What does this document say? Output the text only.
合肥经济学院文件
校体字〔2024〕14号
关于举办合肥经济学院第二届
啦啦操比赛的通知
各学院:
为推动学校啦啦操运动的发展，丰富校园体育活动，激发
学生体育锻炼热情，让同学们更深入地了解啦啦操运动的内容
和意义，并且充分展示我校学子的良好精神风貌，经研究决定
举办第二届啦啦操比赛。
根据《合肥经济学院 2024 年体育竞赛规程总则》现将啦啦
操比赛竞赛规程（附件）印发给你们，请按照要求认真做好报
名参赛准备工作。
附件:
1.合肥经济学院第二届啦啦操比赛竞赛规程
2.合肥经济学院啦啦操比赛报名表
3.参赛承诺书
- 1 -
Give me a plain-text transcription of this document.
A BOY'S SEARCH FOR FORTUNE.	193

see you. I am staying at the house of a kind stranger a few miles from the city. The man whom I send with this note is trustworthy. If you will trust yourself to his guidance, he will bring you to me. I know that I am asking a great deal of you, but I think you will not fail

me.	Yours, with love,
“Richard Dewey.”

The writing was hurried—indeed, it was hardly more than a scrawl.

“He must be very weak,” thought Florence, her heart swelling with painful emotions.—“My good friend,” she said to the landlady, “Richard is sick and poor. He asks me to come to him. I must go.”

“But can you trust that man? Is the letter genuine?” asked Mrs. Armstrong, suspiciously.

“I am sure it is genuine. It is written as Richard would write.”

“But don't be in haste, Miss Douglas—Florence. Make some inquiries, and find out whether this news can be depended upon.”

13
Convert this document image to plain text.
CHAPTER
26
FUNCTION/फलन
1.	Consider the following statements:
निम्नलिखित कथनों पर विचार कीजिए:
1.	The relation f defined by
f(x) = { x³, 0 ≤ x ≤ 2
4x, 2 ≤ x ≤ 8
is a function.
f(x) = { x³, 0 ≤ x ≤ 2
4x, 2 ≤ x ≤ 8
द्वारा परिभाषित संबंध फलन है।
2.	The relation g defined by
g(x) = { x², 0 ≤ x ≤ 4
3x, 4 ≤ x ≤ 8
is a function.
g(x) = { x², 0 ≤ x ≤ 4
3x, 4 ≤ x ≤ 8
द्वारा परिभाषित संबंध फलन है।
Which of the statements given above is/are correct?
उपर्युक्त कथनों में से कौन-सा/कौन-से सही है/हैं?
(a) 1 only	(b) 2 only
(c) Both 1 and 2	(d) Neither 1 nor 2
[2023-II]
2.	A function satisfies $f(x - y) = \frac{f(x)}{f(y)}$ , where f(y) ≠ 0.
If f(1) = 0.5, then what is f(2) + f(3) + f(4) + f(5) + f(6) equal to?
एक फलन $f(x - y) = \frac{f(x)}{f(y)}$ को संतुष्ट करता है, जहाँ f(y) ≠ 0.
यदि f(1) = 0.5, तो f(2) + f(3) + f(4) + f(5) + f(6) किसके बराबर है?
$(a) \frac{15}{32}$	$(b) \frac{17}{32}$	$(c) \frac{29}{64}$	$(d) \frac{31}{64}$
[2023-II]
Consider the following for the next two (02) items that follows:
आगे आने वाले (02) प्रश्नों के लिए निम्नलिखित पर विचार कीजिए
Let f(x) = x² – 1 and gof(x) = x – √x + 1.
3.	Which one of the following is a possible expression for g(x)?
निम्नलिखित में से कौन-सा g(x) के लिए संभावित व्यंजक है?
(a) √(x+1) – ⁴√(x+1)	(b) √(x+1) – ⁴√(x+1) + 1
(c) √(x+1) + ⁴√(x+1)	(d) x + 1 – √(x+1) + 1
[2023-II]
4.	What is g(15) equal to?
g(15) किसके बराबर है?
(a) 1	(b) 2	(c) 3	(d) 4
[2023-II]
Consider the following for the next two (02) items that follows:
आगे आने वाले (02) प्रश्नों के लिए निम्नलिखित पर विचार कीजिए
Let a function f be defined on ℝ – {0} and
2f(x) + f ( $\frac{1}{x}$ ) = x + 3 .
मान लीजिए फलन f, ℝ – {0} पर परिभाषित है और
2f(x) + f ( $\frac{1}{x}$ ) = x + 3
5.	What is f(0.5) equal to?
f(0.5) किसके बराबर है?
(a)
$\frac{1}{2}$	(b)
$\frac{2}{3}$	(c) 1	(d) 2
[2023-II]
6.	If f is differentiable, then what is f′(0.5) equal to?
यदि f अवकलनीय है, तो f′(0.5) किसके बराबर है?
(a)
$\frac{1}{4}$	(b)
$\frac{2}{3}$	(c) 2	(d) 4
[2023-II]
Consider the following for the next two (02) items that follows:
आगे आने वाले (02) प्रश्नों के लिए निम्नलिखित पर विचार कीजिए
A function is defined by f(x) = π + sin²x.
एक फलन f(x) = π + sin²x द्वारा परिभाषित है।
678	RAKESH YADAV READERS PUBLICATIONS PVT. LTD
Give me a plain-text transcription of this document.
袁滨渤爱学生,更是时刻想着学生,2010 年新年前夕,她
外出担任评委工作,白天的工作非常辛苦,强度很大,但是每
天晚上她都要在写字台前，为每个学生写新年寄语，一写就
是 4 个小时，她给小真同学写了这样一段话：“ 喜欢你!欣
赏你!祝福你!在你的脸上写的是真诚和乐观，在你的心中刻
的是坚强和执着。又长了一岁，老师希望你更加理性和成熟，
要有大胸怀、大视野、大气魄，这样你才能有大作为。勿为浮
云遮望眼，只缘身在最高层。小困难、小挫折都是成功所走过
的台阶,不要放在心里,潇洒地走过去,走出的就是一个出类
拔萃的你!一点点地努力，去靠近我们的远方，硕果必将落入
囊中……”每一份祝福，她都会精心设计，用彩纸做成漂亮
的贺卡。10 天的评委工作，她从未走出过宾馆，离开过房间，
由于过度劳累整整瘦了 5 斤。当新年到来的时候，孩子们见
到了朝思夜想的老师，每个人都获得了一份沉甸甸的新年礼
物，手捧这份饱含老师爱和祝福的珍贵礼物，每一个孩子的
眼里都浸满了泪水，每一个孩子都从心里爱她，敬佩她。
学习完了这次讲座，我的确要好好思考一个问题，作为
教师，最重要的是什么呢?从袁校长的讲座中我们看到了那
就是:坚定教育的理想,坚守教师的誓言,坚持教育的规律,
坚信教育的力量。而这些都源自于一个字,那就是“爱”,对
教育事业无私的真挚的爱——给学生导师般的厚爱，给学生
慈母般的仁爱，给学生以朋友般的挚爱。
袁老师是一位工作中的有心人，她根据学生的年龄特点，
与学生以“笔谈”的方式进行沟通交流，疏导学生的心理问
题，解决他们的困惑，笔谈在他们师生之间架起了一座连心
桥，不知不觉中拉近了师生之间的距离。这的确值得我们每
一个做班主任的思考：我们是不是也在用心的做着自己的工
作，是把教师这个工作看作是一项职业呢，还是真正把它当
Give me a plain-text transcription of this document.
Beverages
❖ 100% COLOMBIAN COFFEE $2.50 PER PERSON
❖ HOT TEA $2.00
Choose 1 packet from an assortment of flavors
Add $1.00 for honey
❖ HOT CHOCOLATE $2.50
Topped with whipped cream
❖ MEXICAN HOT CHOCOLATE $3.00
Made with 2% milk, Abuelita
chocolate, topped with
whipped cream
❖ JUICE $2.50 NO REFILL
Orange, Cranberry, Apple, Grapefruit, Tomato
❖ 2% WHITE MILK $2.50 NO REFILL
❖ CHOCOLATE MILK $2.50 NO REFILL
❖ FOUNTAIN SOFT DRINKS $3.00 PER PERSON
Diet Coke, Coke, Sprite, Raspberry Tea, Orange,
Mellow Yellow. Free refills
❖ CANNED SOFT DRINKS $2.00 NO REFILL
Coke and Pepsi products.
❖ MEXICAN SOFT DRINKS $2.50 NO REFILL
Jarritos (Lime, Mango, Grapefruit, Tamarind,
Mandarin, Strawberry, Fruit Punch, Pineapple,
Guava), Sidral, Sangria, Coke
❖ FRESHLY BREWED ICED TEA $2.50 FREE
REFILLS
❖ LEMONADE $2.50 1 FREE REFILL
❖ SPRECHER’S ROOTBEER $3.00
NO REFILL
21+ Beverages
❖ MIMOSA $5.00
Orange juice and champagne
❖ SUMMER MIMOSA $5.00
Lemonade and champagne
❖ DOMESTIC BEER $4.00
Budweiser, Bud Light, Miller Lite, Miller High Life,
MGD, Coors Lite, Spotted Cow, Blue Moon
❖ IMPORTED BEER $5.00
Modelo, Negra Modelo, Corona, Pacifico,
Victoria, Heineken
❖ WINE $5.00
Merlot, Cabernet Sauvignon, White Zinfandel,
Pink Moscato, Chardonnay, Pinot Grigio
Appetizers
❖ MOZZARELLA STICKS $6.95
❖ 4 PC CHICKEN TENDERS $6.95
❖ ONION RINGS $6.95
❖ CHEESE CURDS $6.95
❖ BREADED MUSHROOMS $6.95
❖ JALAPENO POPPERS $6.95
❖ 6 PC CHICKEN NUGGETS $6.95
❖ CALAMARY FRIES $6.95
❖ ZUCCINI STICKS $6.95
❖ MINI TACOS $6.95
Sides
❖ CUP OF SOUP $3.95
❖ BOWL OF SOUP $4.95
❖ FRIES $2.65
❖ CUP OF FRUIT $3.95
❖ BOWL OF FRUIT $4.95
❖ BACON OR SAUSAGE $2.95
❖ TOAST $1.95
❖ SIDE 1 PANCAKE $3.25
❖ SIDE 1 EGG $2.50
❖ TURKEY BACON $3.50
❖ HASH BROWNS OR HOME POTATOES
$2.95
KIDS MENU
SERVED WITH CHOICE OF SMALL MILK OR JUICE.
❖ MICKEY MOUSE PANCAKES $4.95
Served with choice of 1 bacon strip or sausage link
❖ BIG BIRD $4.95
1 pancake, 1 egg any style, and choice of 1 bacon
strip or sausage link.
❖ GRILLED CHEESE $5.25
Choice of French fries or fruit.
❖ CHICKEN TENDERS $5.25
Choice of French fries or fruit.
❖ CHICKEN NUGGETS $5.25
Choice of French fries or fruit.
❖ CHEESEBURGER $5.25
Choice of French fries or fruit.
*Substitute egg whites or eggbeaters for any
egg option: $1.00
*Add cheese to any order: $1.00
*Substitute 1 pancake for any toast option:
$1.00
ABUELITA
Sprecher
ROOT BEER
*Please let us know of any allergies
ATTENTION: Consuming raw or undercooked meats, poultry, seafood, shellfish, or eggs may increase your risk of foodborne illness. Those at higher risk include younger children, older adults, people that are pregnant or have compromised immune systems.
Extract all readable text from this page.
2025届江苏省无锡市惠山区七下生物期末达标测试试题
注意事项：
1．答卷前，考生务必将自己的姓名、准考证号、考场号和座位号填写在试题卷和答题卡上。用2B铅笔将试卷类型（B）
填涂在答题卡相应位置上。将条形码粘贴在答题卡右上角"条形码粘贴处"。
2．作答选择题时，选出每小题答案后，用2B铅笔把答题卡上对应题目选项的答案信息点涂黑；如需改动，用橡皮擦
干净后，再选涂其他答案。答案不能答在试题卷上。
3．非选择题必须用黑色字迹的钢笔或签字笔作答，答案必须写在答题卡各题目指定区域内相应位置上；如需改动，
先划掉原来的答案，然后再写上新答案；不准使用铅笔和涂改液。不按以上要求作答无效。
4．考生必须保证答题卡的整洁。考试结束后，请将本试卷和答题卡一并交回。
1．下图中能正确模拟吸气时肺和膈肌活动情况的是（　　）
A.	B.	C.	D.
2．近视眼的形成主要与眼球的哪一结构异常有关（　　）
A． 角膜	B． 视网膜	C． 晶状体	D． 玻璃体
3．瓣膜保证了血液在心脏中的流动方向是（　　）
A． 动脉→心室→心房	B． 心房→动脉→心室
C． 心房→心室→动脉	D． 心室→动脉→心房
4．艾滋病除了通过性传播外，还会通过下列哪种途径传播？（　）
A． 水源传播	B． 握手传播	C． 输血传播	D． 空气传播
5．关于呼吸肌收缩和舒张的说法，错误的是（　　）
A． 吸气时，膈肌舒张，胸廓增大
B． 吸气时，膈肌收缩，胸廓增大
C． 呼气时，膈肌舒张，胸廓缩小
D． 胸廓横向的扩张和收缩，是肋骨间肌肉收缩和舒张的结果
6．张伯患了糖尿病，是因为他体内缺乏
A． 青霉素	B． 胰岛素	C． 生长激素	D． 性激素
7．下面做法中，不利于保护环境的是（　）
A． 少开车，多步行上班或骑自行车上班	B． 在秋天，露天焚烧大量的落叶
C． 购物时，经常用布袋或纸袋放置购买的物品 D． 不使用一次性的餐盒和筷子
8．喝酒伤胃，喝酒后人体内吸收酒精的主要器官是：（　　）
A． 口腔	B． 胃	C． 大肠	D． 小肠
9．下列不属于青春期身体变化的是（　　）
────────────────────
INSTRUCTION: Which lines include "Orange"? Copy each of them out.

RESULT BELOW:
Orange, Cranberry, Apple, Grapefruit, Tomato
Diet Coke, Coke, Sprite, Raspberry Tea, Orange,
Orange juice and champagne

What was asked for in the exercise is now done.